Instructions to follow = Transcribe every line, keeping it exact.

The input =
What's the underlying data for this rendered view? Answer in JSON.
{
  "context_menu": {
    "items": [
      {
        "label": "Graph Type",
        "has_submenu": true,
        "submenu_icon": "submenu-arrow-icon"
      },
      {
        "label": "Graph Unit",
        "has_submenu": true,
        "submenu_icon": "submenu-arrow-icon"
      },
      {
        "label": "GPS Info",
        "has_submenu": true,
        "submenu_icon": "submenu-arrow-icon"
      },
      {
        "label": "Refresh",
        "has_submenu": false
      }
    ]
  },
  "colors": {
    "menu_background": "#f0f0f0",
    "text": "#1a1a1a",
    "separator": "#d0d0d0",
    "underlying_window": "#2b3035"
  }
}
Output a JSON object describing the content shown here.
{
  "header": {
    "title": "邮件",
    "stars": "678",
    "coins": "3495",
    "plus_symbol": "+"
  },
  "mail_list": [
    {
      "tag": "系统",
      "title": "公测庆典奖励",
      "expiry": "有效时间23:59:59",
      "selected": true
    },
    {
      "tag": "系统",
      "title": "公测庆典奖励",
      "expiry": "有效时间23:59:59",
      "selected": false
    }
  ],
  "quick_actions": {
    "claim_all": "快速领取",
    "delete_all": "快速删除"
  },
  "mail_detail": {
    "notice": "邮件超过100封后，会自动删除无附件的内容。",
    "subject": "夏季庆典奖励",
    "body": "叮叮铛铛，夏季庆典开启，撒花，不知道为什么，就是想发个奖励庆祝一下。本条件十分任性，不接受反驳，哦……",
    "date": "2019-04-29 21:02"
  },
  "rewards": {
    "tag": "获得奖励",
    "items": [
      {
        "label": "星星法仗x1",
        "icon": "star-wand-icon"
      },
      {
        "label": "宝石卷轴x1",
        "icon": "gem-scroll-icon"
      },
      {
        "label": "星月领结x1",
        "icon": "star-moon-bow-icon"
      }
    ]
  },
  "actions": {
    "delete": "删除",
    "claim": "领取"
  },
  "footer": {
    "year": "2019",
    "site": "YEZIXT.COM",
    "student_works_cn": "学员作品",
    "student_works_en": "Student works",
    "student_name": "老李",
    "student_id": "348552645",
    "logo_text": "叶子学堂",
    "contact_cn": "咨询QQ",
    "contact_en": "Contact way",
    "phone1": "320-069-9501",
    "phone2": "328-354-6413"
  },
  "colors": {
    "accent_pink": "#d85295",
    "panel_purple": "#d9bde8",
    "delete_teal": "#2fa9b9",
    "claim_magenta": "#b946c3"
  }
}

Written answer =
What's the underlying data for this rendered view? Answer in JSON.
{
  "context_menu": {
    "items": [
      {
        "label": "Graph Type",
        "has_submenu": true,
        "submenu_icon": "submenu-arrow-icon"
      },
      {
        "label": "Graph Unit",
        "has_submenu": true,
        "submenu_icon": "submenu-arrow-icon"
      },
      {
        "label": "GPS Info",
        "has_submenu": true,
        "submenu_icon": "submenu-arrow-icon"
      },
      {
        "label": "Refresh",
        "has_submenu": false
      }
    ]
  },
  "colors": {
    "menu_background": "#f0f0f0",
    "text": "#1a1a1a",
    "separator": "#d0d0d0",
    "underlying_window": "#2b3035"
  }
}
Output a JSON object describing the content shown here.
{
  "header": {
    "title": "邮件",
    "stars": "678",
    "coins": "3495",
    "plus_symbol": "+"
  },
  "mail_list": [
    {
      "tag": "系统",
      "title": "公测庆典奖励",
      "expiry": "有效时间23:59:59",
      "selected": true
    },
    {
      "tag": "系统",
      "title": "公测庆典奖励",
      "expiry": "有效时间23:59:59",
      "selected": false
    }
  ],
  "quick_actions": {
    "claim_all": "快速领取",
    "delete_all": "快速删除"
  },
  "mail_detail": {
    "notice": "邮件超过100封后，会自动删除无附件的内容。",
    "subject": "夏季庆典奖励",
    "body": "叮叮铛铛，夏季庆典开启，撒花，不知道为什么，就是想发个奖励庆祝一下。本条件十分任性，不接受反驳，哦……",
    "date": "2019-04-29 21:02"
  },
  "rewards": {
    "tag": "获得奖励",
    "items": [
      {
        "label": "星星法仗x1",
        "icon": "star-wand-icon"
      },
      {
        "label": "宝石卷轴x1",
        "icon": "gem-scroll-icon"
      },
      {
        "label": "星月领结x1",
        "icon": "star-moon-bow-icon"
      }
    ]
  },
  "actions": {
    "delete": "删除",
    "claim": "领取"
  },
  "footer": {
    "year": "2019",
    "site": "YEZIXT.COM",
    "student_works_cn": "学员作品",
    "student_works_en": "Student works",
    "student_name": "老李",
    "student_id": "348552645",
    "logo_text": "叶子学堂",
    "contact_cn": "咨询QQ",
    "contact_en": "Contact way",
    "phone1": "320-069-9501",
    "phone2": "328-354-6413"
  },
  "colors": {
    "accent_pink": "#d85295",
    "panel_purple": "#d9bde8",
    "delete_teal": "#2fa9b9",
    "claim_magenta": "#b946c3"
  }
}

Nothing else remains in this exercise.